Exercise objective – Return the records that follow, matching each one exactly.

Data rows –
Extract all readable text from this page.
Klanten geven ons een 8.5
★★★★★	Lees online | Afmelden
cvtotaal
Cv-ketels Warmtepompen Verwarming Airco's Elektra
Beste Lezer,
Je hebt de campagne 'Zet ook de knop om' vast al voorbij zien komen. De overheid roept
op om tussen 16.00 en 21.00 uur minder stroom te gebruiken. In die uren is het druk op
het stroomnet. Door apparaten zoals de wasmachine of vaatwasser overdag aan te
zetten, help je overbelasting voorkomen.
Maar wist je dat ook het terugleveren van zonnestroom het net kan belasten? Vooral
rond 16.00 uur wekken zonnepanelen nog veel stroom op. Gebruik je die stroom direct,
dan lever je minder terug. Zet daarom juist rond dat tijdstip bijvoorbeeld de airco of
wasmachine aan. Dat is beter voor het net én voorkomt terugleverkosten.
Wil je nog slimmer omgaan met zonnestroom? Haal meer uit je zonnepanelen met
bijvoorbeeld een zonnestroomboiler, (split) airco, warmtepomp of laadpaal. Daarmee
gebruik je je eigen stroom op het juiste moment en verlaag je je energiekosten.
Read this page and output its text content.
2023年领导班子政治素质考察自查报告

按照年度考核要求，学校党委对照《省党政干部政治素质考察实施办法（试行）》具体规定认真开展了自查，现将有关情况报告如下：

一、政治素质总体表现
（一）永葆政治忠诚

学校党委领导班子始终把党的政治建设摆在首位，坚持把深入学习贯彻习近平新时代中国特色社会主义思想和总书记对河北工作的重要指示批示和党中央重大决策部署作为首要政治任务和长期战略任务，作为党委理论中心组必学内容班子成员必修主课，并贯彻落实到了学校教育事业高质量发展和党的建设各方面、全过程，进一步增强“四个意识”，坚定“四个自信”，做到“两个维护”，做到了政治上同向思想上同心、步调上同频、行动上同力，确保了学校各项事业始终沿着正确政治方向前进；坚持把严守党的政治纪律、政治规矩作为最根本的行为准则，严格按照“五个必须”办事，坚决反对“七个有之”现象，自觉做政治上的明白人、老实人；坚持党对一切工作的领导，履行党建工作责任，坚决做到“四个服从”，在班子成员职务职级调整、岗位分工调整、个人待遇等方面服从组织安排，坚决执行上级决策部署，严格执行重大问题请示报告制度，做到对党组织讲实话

Response –
Extract all readable text from this page.
Klanten geven ons een 8.5
★★★★★	Lees online | Afmelden
cvtotaal
Cv-ketels Warmtepompen Verwarming Airco's Elektra
Beste Lezer,
Je hebt de campagne 'Zet ook de knop om' vast al voorbij zien komen. De overheid roept
op om tussen 16.00 en 21.00 uur minder stroom te gebruiken. In die uren is het druk op
het stroomnet. Door apparaten zoals de wasmachine of vaatwasser overdag aan te
zetten, help je overbelasting voorkomen.
Maar wist je dat ook het terugleveren van zonnestroom het net kan belasten? Vooral
rond 16.00 uur wekken zonnepanelen nog veel stroom op. Gebruik je die stroom direct,
dan lever je minder terug. Zet daarom juist rond dat tijdstip bijvoorbeeld de airco of
wasmachine aan. Dat is beter voor het net én voorkomt terugleverkosten.
Wil je nog slimmer omgaan met zonnestroom? Haal meer uit je zonnepanelen met
bijvoorbeeld een zonnestroomboiler, (split) airco, warmtepomp of laadpaal. Daarmee
gebruik je je eigen stroom op het juiste moment en verlaag je je energiekosten.
Read this page and output its text content.
2023年领导班子政治素质考察自查报告

按照年度考核要求，学校党委对照《省党政干部政治素质考察实施办法（试行）》具体规定认真开展了自查，现将有关情况报告如下：

一、政治素质总体表现
（一）永葆政治忠诚

学校党委领导班子始终把党的政治建设摆在首位，坚持把深入学习贯彻习近平新时代中国特色社会主义思想和总书记对河北工作的重要指示批示和党中央重大决策部署作为首要政治任务和长期战略任务，作为党委理论中心组必学内容班子成员必修主课，并贯彻落实到了学校教育事业高质量发展和党的建设各方面、全过程，进一步增强“四个意识”，坚定“四个自信”，做到“两个维护”，做到了政治上同向思想上同心、步调上同频、行动上同力，确保了学校各项事业始终沿着正确政治方向前进；坚持把严守党的政治纪律、政治规矩作为最根本的行为准则，严格按照“五个必须”办事，坚决反对“七个有之”现象，自觉做政治上的明白人、老实人；坚持党对一切工作的领导，履行党建工作责任，坚决做到“四个服从”，在班子成员职务职级调整、岗位分工调整、个人待遇等方面服从组织安排，坚决执行上级决策部署，严格执行重大问题请示报告制度，做到对党组织讲实话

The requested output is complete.